Stored entries
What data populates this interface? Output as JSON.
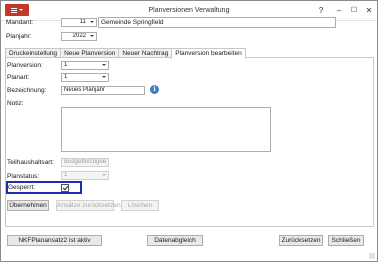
{
  "window": {
    "title": "Planversionen Verwaltung",
    "menu_icon": "hamburger-menu-icon",
    "help_label": "?",
    "minimize_label": "–",
    "maximize_label": "☐",
    "close_label": "✕",
    "accent_color": "#c0392b"
  },
  "header": {
    "mandant_label": "Mandant:",
    "mandant_value": "11",
    "mandant_name": "Gemeinde Springfield",
    "planjahr_label": "Planjahr:",
    "planjahr_value": "2022"
  },
  "tabs": [
    {
      "label": "Druckeinstellung",
      "active": false
    },
    {
      "label": "Neue Planversion",
      "active": false
    },
    {
      "label": "Neuer Nachtrag",
      "active": false
    },
    {
      "label": "Planversion bearbeiten",
      "active": true
    }
  ],
  "form": {
    "planversion_label": "Planversion:",
    "planversion_value": "1",
    "planart_label": "Planart:",
    "planart_value": "1",
    "bezeichnung_label": "Bezeichnung:",
    "bezeichnung_value": "Neues Planjahr",
    "info_icon": "info-icon",
    "notiz_label": "Notiz:",
    "notiz_value": "",
    "teilhaushaltsart_label": "Teilhaushaltsart:",
    "teilhaushaltsart_value": "Budgetbezogen",
    "planstatus_label": "Planstatus:",
    "planstatus_value": "1",
    "gesperrt_label": "Gesperrt:",
    "gesperrt_checked": true,
    "highlight_color": "#1c2fb0"
  },
  "panel_buttons": {
    "uebernehmen": "Übernehmen",
    "ansaetze_zuruecksetzen": "Ansätze zurücksetzen",
    "loeschen": "Löschen"
  },
  "footer": {
    "status_button": "NKFPlanansatz2 ist aktiv",
    "datenabgleich": "Datenabgleich",
    "zuruecksetzen": "Zurücksetzen",
    "schliessen": "Schließen"
  }
}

Exercise requirements: Every entry must be reproduced exactly, with the images left out.

Written answer:
What data populates this interface? Output as JSON.
{
  "window": {
    "title": "Planversionen Verwaltung",
    "menu_icon": "hamburger-menu-icon",
    "help_label": "?",
    "minimize_label": "–",
    "maximize_label": "☐",
    "close_label": "✕",
    "accent_color": "#c0392b"
  },
  "header": {
    "mandant_label": "Mandant:",
    "mandant_value": "11",
    "mandant_name": "Gemeinde Springfield",
    "planjahr_label": "Planjahr:",
    "planjahr_value": "2022"
  },
  "tabs": [
    {
      "label": "Druckeinstellung",
      "active": false
    },
    {
      "label": "Neue Planversion",
      "active": false
    },
    {
      "label": "Neuer Nachtrag",
      "active": false
    },
    {
      "label": "Planversion bearbeiten",
      "active": true
    }
  ],
  "form": {
    "planversion_label": "Planversion:",
    "planversion_value": "1",
    "planart_label": "Planart:",
    "planart_value": "1",
    "bezeichnung_label": "Bezeichnung:",
    "bezeichnung_value": "Neues Planjahr",
    "info_icon": "info-icon",
    "notiz_label": "Notiz:",
    "notiz_value": "",
    "teilhaushaltsart_label": "Teilhaushaltsart:",
    "teilhaushaltsart_value": "Budgetbezogen",
    "planstatus_label": "Planstatus:",
    "planstatus_value": "1",
    "gesperrt_label": "Gesperrt:",
    "gesperrt_checked": true,
    "highlight_color": "#1c2fb0"
  },
  "panel_buttons": {
    "uebernehmen": "Übernehmen",
    "ansaetze_zuruecksetzen": "Ansätze zurücksetzen",
    "loeschen": "Löschen"
  },
  "footer": {
    "status_button": "NKFPlanansatz2 ist aktiv",
    "datenabgleich": "Datenabgleich",
    "zuruecksetzen": "Zurücksetzen",
    "schliessen": "Schließen"
  }
}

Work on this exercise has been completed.